#### [Record list]
+++++
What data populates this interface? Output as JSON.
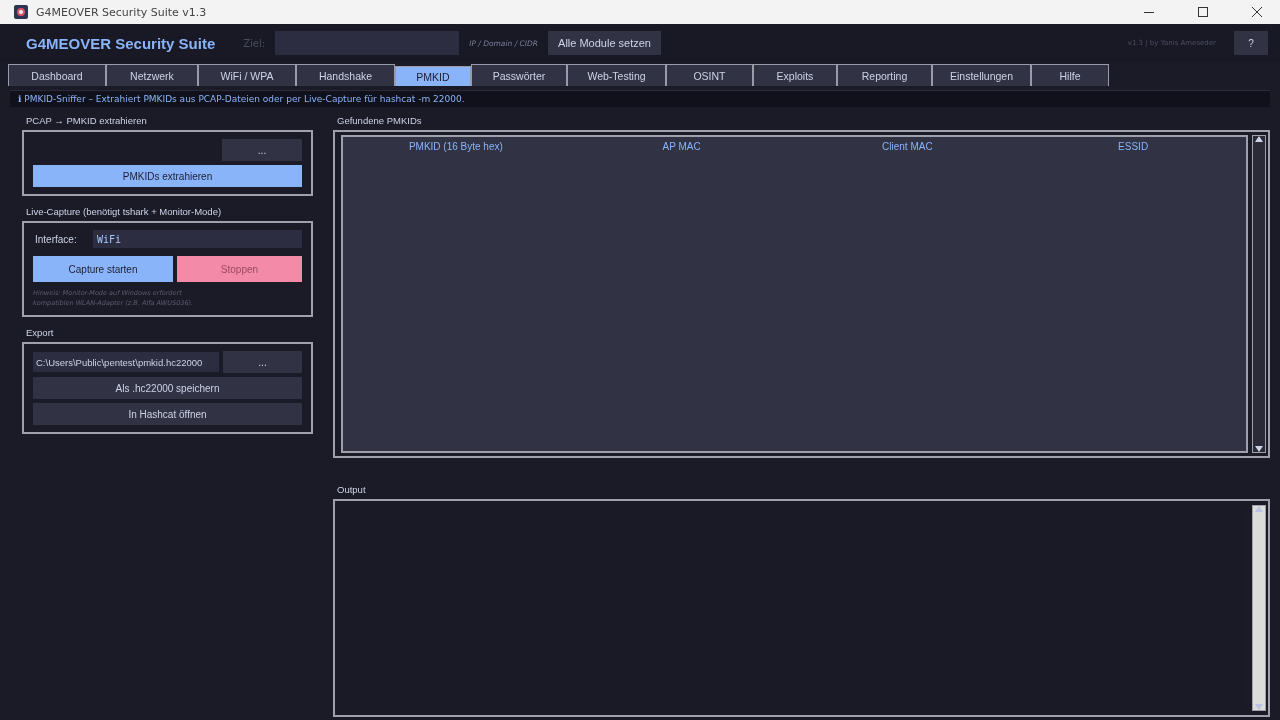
{
  "window": {
    "title": "G4MEOVER Security Suite  v1.3"
  },
  "header": {
    "app_name": "G4MEOVER Security Suite",
    "target_label": "Ziel:",
    "target_hint": "IP / Domain / CIDR",
    "set_all_button": "Alle Module setzen",
    "credit": "v1.3  |  by Yanis Ameseder",
    "help_button": "?"
  },
  "tabs": [
    {
      "label": "Dashboard",
      "selected": false
    },
    {
      "label": "Netzwerk",
      "selected": false
    },
    {
      "label": "WiFi / WPA",
      "selected": false
    },
    {
      "label": "Handshake",
      "selected": false
    },
    {
      "label": "PMKID",
      "selected": true
    },
    {
      "label": "Passwörter",
      "selected": false
    },
    {
      "label": "Web-Testing",
      "selected": false
    },
    {
      "label": "OSINT",
      "selected": false
    },
    {
      "label": "Exploits",
      "selected": false
    },
    {
      "label": "Reporting",
      "selected": false
    },
    {
      "label": "Einstellungen",
      "selected": false
    },
    {
      "label": "Hilfe",
      "selected": false
    }
  ],
  "info": {
    "icon": "ℹ",
    "text": "PMKID-Sniffer – Extrahiert PMKIDs aus PCAP-Dateien oder per Live-Capture für hashcat -m 22000."
  },
  "pcap": {
    "title": "PCAP → PMKID extrahieren",
    "browse_button": "...",
    "extract_button": "PMKIDs extrahieren"
  },
  "live": {
    "title": "Live-Capture (benötigt tshark + Monitor-Mode)",
    "interface_label": "Interface:",
    "interface_value": "WiFi",
    "start_button": "Capture starten",
    "stop_button": "Stoppen",
    "stop_disabled": true,
    "hint": "Hinweis: Monitor-Mode auf Windows erfordert\nkompatiblen WLAN-Adapter (z.B. Alfa AWUS036)."
  },
  "export": {
    "title": "Export",
    "path_value": "C:\\Users\\Public\\pentest\\pmkid.hc22000",
    "browse_button": "...",
    "save_button": "Als .hc22000 speichern",
    "hashcat_button": "In Hashcat öffnen"
  },
  "results": {
    "title": "Gefundene PMKIDs",
    "columns": [
      "PMKID (16 Byte hex)",
      "AP MAC",
      "Client MAC",
      "ESSID"
    ]
  },
  "output": {
    "title": "Output"
  }
}
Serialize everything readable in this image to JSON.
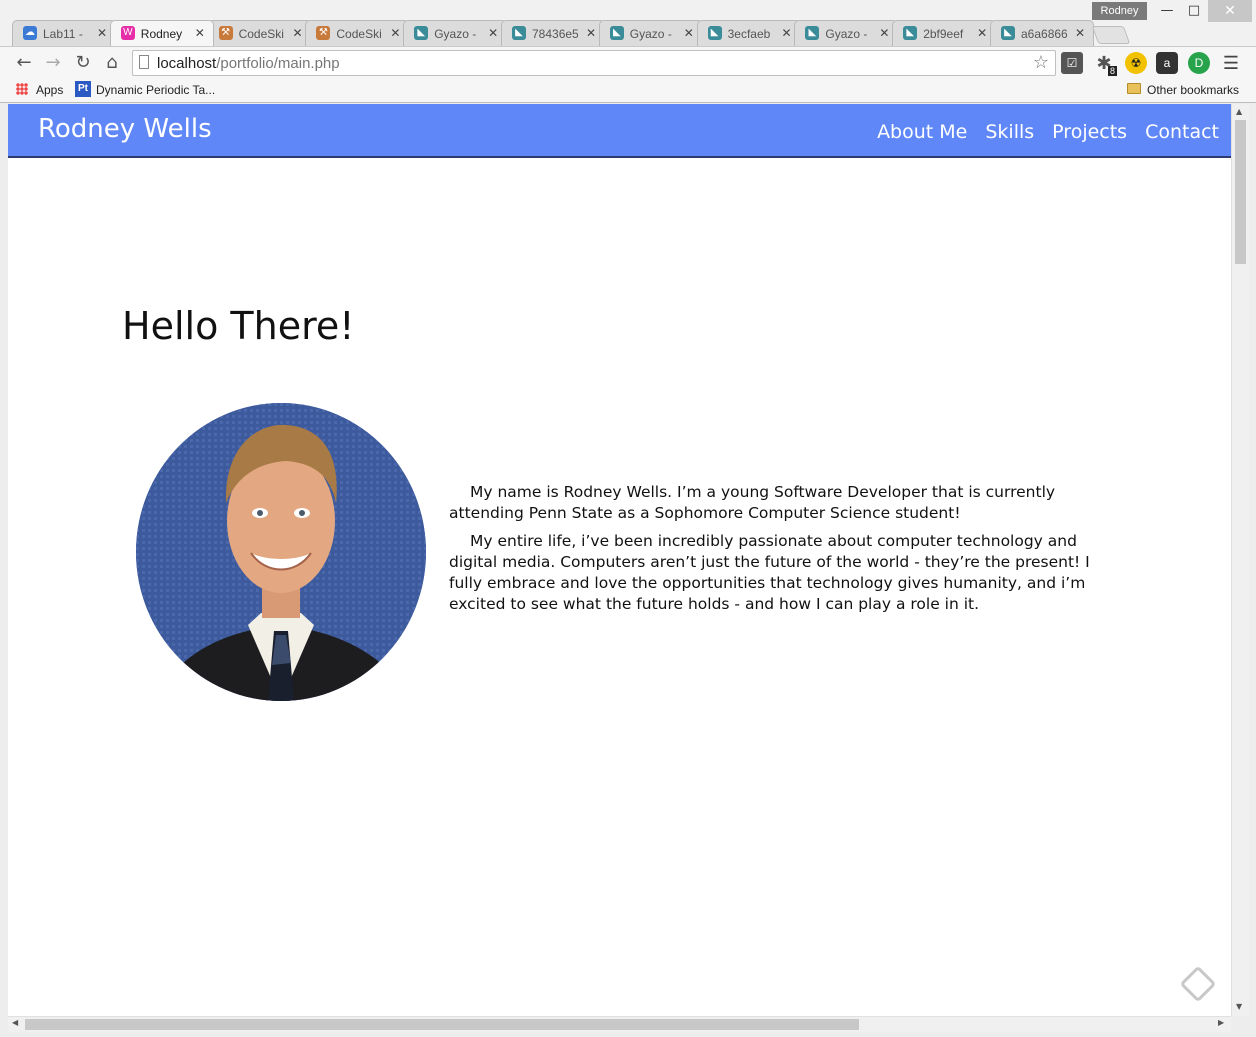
{
  "browser": {
    "user": "Rodney",
    "tabs": [
      {
        "title": "Lab11 -",
        "icon": "cloud-icon",
        "color": "#3b7bd6"
      },
      {
        "title": "Rodney",
        "icon": "wamp-icon",
        "color": "#e62ea8"
      },
      {
        "title": "CodeSki",
        "icon": "hammer-icon",
        "color": "#c87a3a"
      },
      {
        "title": "CodeSki",
        "icon": "hammer-icon",
        "color": "#c87a3a"
      },
      {
        "title": "Gyazo -",
        "icon": "gyazo-icon",
        "color": "#3a8c99"
      },
      {
        "title": "78436e5",
        "icon": "gyazo-icon",
        "color": "#3a8c99"
      },
      {
        "title": "Gyazo -",
        "icon": "gyazo-icon",
        "color": "#3a8c99"
      },
      {
        "title": "3ecfaeb",
        "icon": "gyazo-icon",
        "color": "#3a8c99"
      },
      {
        "title": "Gyazo -",
        "icon": "gyazo-icon",
        "color": "#3a8c99"
      },
      {
        "title": "2bf9eef",
        "icon": "gyazo-icon",
        "color": "#3a8c99"
      },
      {
        "title": "a6a6866",
        "icon": "gyazo-icon",
        "color": "#3a8c99"
      }
    ],
    "active_tab_index": 1,
    "url_host": "localhost",
    "url_path": "/portfolio/main.php",
    "extension_badge": "8",
    "bookmarks": {
      "apps": "Apps",
      "item1": "Dynamic Periodic Ta...",
      "item1_icon_text": "Pt",
      "other": "Other bookmarks"
    }
  },
  "site": {
    "brand": "Rodney Wells",
    "nav": [
      "About Me",
      "Skills",
      "Projects",
      "Contact"
    ],
    "nav_color": "#5f87f7",
    "heading": "Hello There!",
    "bio": [
      "My name is Rodney Wells. I’m a young Software Developer that is currently attending Penn State as a Sophomore Computer Science student!",
      "My entire life, i’ve been incredibly passionate about computer technology and digital media. Computers aren’t just the future of the world - they’re the present! I fully embrace and love the opportunities that technology gives humanity, and i’m excited to see what the future holds - and how I can play a role in it."
    ]
  }
}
+++++
#### [Written exercise]
Leave out the pictures and print every line of the data exactly.

#### [Full response]
What data populates this interface? Output as JSON.
{
  "window": {
    "title": "G4MEOVER Security Suite  v1.3"
  },
  "header": {
    "app_name": "G4MEOVER Security Suite",
    "target_label": "Ziel:",
    "target_hint": "IP / Domain / CIDR",
    "set_all_button": "Alle Module setzen",
    "credit": "v1.3  |  by Yanis Ameseder",
    "help_button": "?"
  },
  "tabs": [
    {
      "label": "Dashboard",
      "selected": false
    },
    {
      "label": "Netzwerk",
      "selected": false
    },
    {
      "label": "WiFi / WPA",
      "selected": false
    },
    {
      "label": "Handshake",
      "selected": false
    },
    {
      "label": "PMKID",
      "selected": true
    },
    {
      "label": "Passwörter",
      "selected": false
    },
    {
      "label": "Web-Testing",
      "selected": false
    },
    {
      "label": "OSINT",
      "selected": false
    },
    {
      "label": "Exploits",
      "selected": false
    },
    {
      "label": "Reporting",
      "selected": false
    },
    {
      "label": "Einstellungen",
      "selected": false
    },
    {
      "label": "Hilfe",
      "selected": false
    }
  ],
  "info": {
    "icon": "ℹ",
    "text": "PMKID-Sniffer – Extrahiert PMKIDs aus PCAP-Dateien oder per Live-Capture für hashcat -m 22000."
  },
  "pcap": {
    "title": "PCAP → PMKID extrahieren",
    "browse_button": "...",
    "extract_button": "PMKIDs extrahieren"
  },
  "live": {
    "title": "Live-Capture (benötigt tshark + Monitor-Mode)",
    "interface_label": "Interface:",
    "interface_value": "WiFi",
    "start_button": "Capture starten",
    "stop_button": "Stoppen",
    "stop_disabled": true,
    "hint": "Hinweis: Monitor-Mode auf Windows erfordert\nkompatiblen WLAN-Adapter (z.B. Alfa AWUS036)."
  },
  "export": {
    "title": "Export",
    "path_value": "C:\\Users\\Public\\pentest\\pmkid.hc22000",
    "browse_button": "...",
    "save_button": "Als .hc22000 speichern",
    "hashcat_button": "In Hashcat öffnen"
  },
  "results": {
    "title": "Gefundene PMKIDs",
    "columns": [
      "PMKID (16 Byte hex)",
      "AP MAC",
      "Client MAC",
      "ESSID"
    ]
  },
  "output": {
    "title": "Output"
  }
}
Serialize everything readable in this image to JSON.
{
  "browser": {
    "user": "Rodney",
    "tabs": [
      {
        "title": "Lab11 -",
        "icon": "cloud-icon",
        "color": "#3b7bd6"
      },
      {
        "title": "Rodney",
        "icon": "wamp-icon",
        "color": "#e62ea8"
      },
      {
        "title": "CodeSki",
        "icon": "hammer-icon",
        "color": "#c87a3a"
      },
      {
        "title": "CodeSki",
        "icon": "hammer-icon",
        "color": "#c87a3a"
      },
      {
        "title": "Gyazo -",
        "icon": "gyazo-icon",
        "color": "#3a8c99"
      },
      {
        "title": "78436e5",
        "icon": "gyazo-icon",
        "color": "#3a8c99"
      },
      {
        "title": "Gyazo -",
        "icon": "gyazo-icon",
        "color": "#3a8c99"
      },
      {
        "title": "3ecfaeb",
        "icon": "gyazo-icon",
        "color": "#3a8c99"
      },
      {
        "title": "Gyazo -",
        "icon": "gyazo-icon",
        "color": "#3a8c99"
      },
      {
        "title": "2bf9eef",
        "icon": "gyazo-icon",
        "color": "#3a8c99"
      },
      {
        "title": "a6a6866",
        "icon": "gyazo-icon",
        "color": "#3a8c99"
      }
    ],
    "active_tab_index": 1,
    "url_host": "localhost",
    "url_path": "/portfolio/main.php",
    "extension_badge": "8",
    "bookmarks": {
      "apps": "Apps",
      "item1": "Dynamic Periodic Ta...",
      "item1_icon_text": "Pt",
      "other": "Other bookmarks"
    }
  },
  "site": {
    "brand": "Rodney Wells",
    "nav": [
      "About Me",
      "Skills",
      "Projects",
      "Contact"
    ],
    "nav_color": "#5f87f7",
    "heading": "Hello There!",
    "bio": [
      "My name is Rodney Wells. I’m a young Software Developer that is currently attending Penn State as a Sophomore Computer Science student!",
      "My entire life, i’ve been incredibly passionate about computer technology and digital media. Computers aren’t just the future of the world - they’re the present! I fully embrace and love the opportunities that technology gives humanity, and i’m excited to see what the future holds - and how I can play a role in it."
    ]
  }
}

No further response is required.